## [Text excerpt]
## begin
However, there are now eight code paths that we would have to plumb this flag through. An easier, hackier solution — the solution Hensel applied in the original QuickLife source code — is to allow the step to compute the “wrong” stability flags and then fix them later:

private void StepEven()
  foreach (Quad4 c in active)
    if (!RemoveStableEvenQuad4(c))
    c.StayActiveNextStep = false;
    if (!previousCorrect)
  previousCorrect = true;

And similarly on the odd cycle. That’s our fix.

Whenever I fix a defect, I try to spend some time asking myself how this defect came to be in the code in the first place. In this particular case, that’s easy. I remember very clearly the faulty thought process.

As I’ve mentioned before, Hensel’s explanation of the basic ideas underlying the original QuickLife implementation is very clear, but the code that implements it is arcane in many ways. There are loop bodies and conditional bodies with hundreds of lines of dense, bit-twiddling code. The bit manipulation is all raw hex numbers. The variable naming conventions are obscure; p means even, q means odd, for instance. It took me a long time to understand the details of the algorithm, and I wanted to simplify my task by ignoring anything that wasn’t directly related to the actual optimizations.

One of the nice-to-have features of QuickLife (and several other algorithms we’ve looked at) that I did not spend any time in this series addressing is: because we have the previous and current states stored, you could easily add a handy “step backwards one tick” feature to the UI. And in fact the original Java implementation of QuickLife has this feature.

Now, you have to be careful about this, for two reasons. First, obviously once you have stepped backwards once, you cannot do so again. You need to keep track of whether you’ve already stepped back once or not and disallow it. But there is a bigger problem which, given the preceding material in this ever-longer post, you have undoubtedly already deduced. If we were on an even generation, then the current state is in the even state and the previous state is in the odd state. If we step back one tick, then the current state is in the odd state, but the even state is not the previous state; it is the next state. We need to make sure that when we do the odd-to-even step, we do not come to the erroneous conclusion that the even state is all stable!

The original code has a very clearly-named state variable; it has a field backcorrect which indicates whether the previous state is correct or not. If set to false, then the algorithm does exactly what I’ve done in my bug fix: upon stepping, it marks every region of every Quad3 to “active”, and then finally sets the correctness flag to true.

My mistake was that I wrongly believed upon initially reading the code that I could ignore backcorrect because it was only for implementing the step-backwards feature, which I was not going to add to my UI. I completely missed the fact that Hensel sets this flag to false whenever the user forces a change to cell state, and that setting that flag to false is crucial for ensuring the correctness of the algorithm in that scenario.

I feel a keen sense of irony that after figuring out all the obscure and arcane parts of the algorithm, I missed the importance of this state bit that was more clearly named than all the other state bits.

That was the root cause of the defect, but there were other contributory factors:

  • I made the classic high school math mistake of reasoning inductively without establishing a base case. In this blog series I made arguments for the correctness of this algorithm based on the assumption that the previous generation was the real previous generation of the current generation. But that assumption breaks down on the base case of generation zero.
  • My test regimen was inadequate. I have no unit tests or end-to-end tests; all my testing for this entire series has been completely ad-hoc-try-it-out-in-the-UI-and-see-if-it-looks-right.
  • I have very few assertions in the code.
## end
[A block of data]
## begin
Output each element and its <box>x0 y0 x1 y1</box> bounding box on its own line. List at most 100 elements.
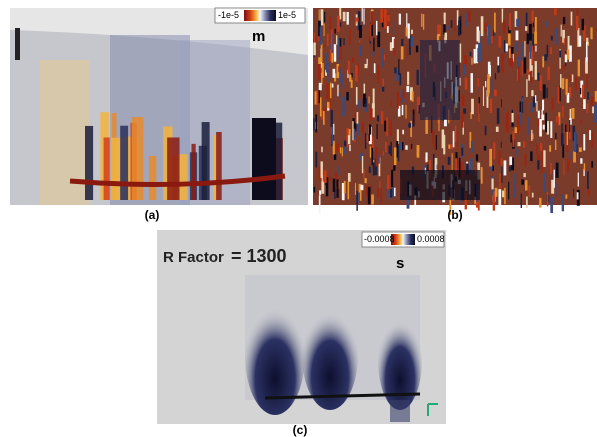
texture <box>406 85 410 93</box>
texture <box>494 12 496 33</box>
texture <box>313 186 316 193</box>
texture <box>585 57 588 74</box>
texture <box>359 100 361 111</box>
texture <box>450 20 453 28</box>
texture <box>551 97 554 111</box>
texture <box>497 58 500 73</box>
texture <box>343 38 345 46</box>
unit: s <box>396 255 404 272</box>
texture <box>587 91 589 100</box>
texture <box>411 29 413 34</box>
texture <box>573 188 575 198</box>
texture <box>477 190 480 211</box>
texture <box>536 144 538 155</box>
annotation-value: = 1300 <box>231 246 287 266</box>
texture <box>374 157 378 176</box>
texture <box>394 20 396 35</box>
texture <box>539 142 543 151</box>
blob <box>378 310 422 410</box>
texture <box>351 57 355 63</box>
texture <box>565 124 567 132</box>
texture <box>352 118 355 129</box>
texture <box>475 44 479 64</box>
unit: m <box>252 28 265 45</box>
texture <box>476 26 480 42</box>
texture <box>562 65 565 71</box>
texture <box>425 116 428 134</box>
texture <box>441 129 445 149</box>
texture <box>398 13 401 25</box>
texture <box>594 104 597 123</box>
texture <box>321 174 325 184</box>
texture <box>539 119 542 137</box>
texture <box>405 145 408 150</box>
texture <box>393 187 396 197</box>
texture <box>341 147 343 157</box>
texture <box>531 192 534 198</box>
horizon <box>264 392 421 400</box>
texture <box>438 117 440 132</box>
texture <box>371 194 374 205</box>
texture <box>371 103 375 118</box>
colorbar <box>391 234 415 245</box>
texture <box>543 150 546 168</box>
texture <box>491 36 493 44</box>
texture <box>394 147 397 166</box>
texture <box>544 172 546 193</box>
texture <box>569 108 572 121</box>
texture <box>372 136 374 152</box>
texture <box>346 11 349 25</box>
texture <box>407 71 410 85</box>
texture <box>553 169 555 188</box>
texture <box>448 144 451 149</box>
texture <box>131 117 144 200</box>
texture <box>517 114 520 134</box>
texture <box>443 12 446 25</box>
texture <box>368 166 371 173</box>
colorbar-max: 1e-5 <box>278 10 296 20</box>
texture <box>167 137 180 200</box>
texture <box>435 135 437 150</box>
texture <box>505 112 509 133</box>
texture <box>489 65 492 77</box>
texture <box>537 110 540 119</box>
texture <box>571 108 575 119</box>
texture <box>519 111 522 125</box>
texture <box>376 154 380 164</box>
texture <box>521 97 524 102</box>
texture <box>412 113 414 128</box>
blob <box>245 295 305 415</box>
texture <box>461 94 465 106</box>
texture <box>338 93 341 99</box>
texture <box>510 58 514 68</box>
texture <box>503 40 506 53</box>
texture <box>586 73 588 89</box>
texture <box>332 178 336 193</box>
texture <box>549 145 552 152</box>
texture <box>557 86 560 104</box>
texture <box>555 139 557 151</box>
texture <box>350 79 353 88</box>
texture <box>373 37 375 52</box>
texture <box>432 153 435 174</box>
texture <box>542 124 545 130</box>
texture <box>368 126 372 145</box>
texture <box>85 125 94 200</box>
texture <box>456 10 459 26</box>
texture <box>461 112 464 128</box>
panel-c: -0.0008 0.0008 R Factor = 1300 s (c) <box>157 230 446 437</box>
texture <box>493 89 497 97</box>
texture <box>319 190 322 195</box>
texture <box>444 32 448 40</box>
texture <box>447 156 451 165</box>
texture <box>516 18 520 27</box>
texture <box>341 73 343 89</box>
texture <box>495 126 499 132</box>
texture <box>475 154 479 162</box>
texture <box>514 11 518 27</box>
texture <box>370 11 374 25</box>
texture <box>500 141 502 148</box>
texture <box>343 180 346 194</box>
texture <box>410 87 413 101</box>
## end
## [Challenges]
1 > In the excerpt about the QuickLife defect, what is the name of the field in the original code that indicates whether the previous state is correct?
2 > Carry on writing the excerpt about the QuickLife defect, picking up right after its final sentence.
The material plays no part in what is asked here.

## [Expected outputs]
1 > The field is named backcorrect.

2 >
  • When implementing a complex and easily misunderstood algorithm like QuickLife, I probably should have built a “check mode” implementation of the ILife interface that takes two implementations, does all the same operations to both, and verifies that the new board states are the same in both implementations. I could then have written a “random soup” test generator and verified my implementations against each other.

I (re)learned some lessons from this bug. From the specific to the general:

  • When you’re porting code you didn’t write and there is a part you think is unnecessary to port, really dig in and understand whether it can be safely removed.
  • I made good arguments about the correctness of the “steady state”, but I did not establish the correctness of the code on “boundary” conditions such as “it’s the very first step”. Edge cases are not necessarily rare cases; every program starts at an edge case.
  • A lesson I have learned many times in my life as a compiler developer is strongly reinforced by this bug: every time you cache the result of an analysis of a mutable data structure for performance reasons you create an opportunity for a bug should a mutation cause the cached analysis to become incorrect. I’ve fixed so many compiler bugs like that.
  • The whole point of this series is that you can sometimes find specific aspects of the “business domain” of your computation and use those to drive performance optimizations. If those optimizations depend on invariants that can be forced to be violated, the optimization will lead to an incorrect computation!

We took advantage of the rules of Life to get wins; when we force those rules to be violated, computations that depend on those rules become incorrect.

Next time on FAIC: Let’s finish this thing up! Are there patterns that grow quadratically?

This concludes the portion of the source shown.